Records supplied>
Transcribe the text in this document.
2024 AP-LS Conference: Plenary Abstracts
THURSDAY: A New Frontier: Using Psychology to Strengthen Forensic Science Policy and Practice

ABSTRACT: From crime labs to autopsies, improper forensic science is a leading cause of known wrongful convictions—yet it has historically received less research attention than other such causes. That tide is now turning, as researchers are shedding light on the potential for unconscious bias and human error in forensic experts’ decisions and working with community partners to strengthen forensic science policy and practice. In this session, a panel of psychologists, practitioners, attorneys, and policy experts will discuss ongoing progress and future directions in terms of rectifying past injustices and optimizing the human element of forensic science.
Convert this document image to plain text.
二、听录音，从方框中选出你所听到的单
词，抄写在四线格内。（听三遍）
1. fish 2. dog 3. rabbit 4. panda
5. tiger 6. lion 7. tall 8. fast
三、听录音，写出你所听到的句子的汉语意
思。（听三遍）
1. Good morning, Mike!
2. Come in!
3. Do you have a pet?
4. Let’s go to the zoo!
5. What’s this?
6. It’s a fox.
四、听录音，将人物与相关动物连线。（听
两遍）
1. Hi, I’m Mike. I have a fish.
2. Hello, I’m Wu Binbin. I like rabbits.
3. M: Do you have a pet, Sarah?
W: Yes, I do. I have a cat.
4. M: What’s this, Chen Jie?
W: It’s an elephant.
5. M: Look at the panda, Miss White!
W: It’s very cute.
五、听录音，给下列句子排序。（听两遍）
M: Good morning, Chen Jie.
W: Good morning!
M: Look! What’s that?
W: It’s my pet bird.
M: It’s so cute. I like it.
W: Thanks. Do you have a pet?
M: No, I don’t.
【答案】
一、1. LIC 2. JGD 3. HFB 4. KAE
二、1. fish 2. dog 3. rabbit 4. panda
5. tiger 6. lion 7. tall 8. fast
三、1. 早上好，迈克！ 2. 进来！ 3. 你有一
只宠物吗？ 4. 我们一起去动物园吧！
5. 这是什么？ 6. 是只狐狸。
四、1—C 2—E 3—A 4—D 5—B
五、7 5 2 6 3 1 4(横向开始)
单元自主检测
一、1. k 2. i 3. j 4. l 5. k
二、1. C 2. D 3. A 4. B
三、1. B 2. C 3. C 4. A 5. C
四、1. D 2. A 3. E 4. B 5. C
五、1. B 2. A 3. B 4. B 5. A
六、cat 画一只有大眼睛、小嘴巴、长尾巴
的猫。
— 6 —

Written task> Return each line in the records that holds the string "morning".

Answer to the problem>
1. Good morning, Mike!
M: Good morning, Chen Jie.
W: Good morning!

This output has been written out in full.